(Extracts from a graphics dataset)

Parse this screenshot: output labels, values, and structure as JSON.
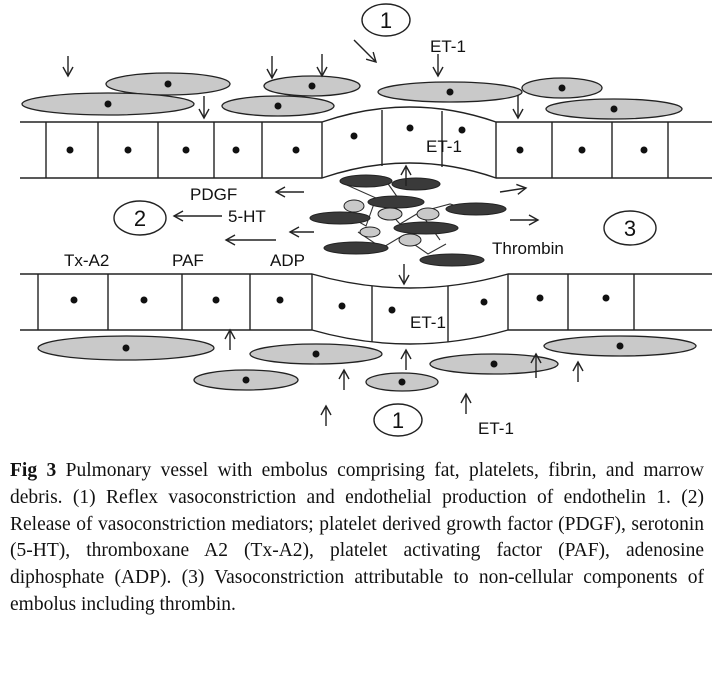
{
  "diagram": {
    "circle_labels": {
      "top": "1",
      "left": "2",
      "right": "3",
      "bottom": "1"
    },
    "labels": {
      "et1_top": "ET-1",
      "et1_upper_wall": "ET-1",
      "et1_lower_wall": "ET-1",
      "et1_bottom": "ET-1",
      "pdgf": "PDGF",
      "ht5": "5-HT",
      "txa2": "Tx-A2",
      "paf": "PAF",
      "adp": "ADP",
      "thrombin": "Thrombin"
    },
    "colors": {
      "cell_fill": "#c8c8c8",
      "platelet_fill": "#3a3a3a",
      "fat_fill": "#c9c9c9",
      "stroke": "#222222"
    }
  },
  "caption": {
    "label": "Fig 3",
    "text": "Pulmonary vessel with embolus comprising fat, platelets, fibrin, and marrow debris. (1) Reflex vasoconstriction and endothelial production of endothelin 1. (2) Release of vasoconstriction mediators; platelet derived growth factor (PDGF), serotonin (5-HT), thromboxane A2 (Tx-A2), platelet activating factor (PAF), adenosine diphosphate (ADP). (3) Vasoconstriction attributable to non-cellular components of embolus including thrombin."
  }
}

### PROBLEM TO SOLVE
Keep the pictures out of the copy and write out the data exactly as it stands.

### RESULT FOR THIS EXERCISE
Parse this screenshot: output labels, values, and structure as JSON.
{
  "diagram": {
    "circle_labels": {
      "top": "1",
      "left": "2",
      "right": "3",
      "bottom": "1"
    },
    "labels": {
      "et1_top": "ET-1",
      "et1_upper_wall": "ET-1",
      "et1_lower_wall": "ET-1",
      "et1_bottom": "ET-1",
      "pdgf": "PDGF",
      "ht5": "5-HT",
      "txa2": "Tx-A2",
      "paf": "PAF",
      "adp": "ADP",
      "thrombin": "Thrombin"
    },
    "colors": {
      "cell_fill": "#c8c8c8",
      "platelet_fill": "#3a3a3a",
      "fat_fill": "#c9c9c9",
      "stroke": "#222222"
    }
  },
  "caption": {
    "label": "Fig 3",
    "text": "Pulmonary vessel with embolus comprising fat, platelets, fibrin, and marrow debris. (1) Reflex vasoconstriction and endothelial production of endothelin 1. (2) Release of vasoconstriction mediators; platelet derived growth factor (PDGF), serotonin (5-HT), thromboxane A2 (Tx-A2), platelet activating factor (PAF), adenosine diphosphate (ADP). (3) Vasoconstriction attributable to non-cellular components of embolus including thrombin."
  }
}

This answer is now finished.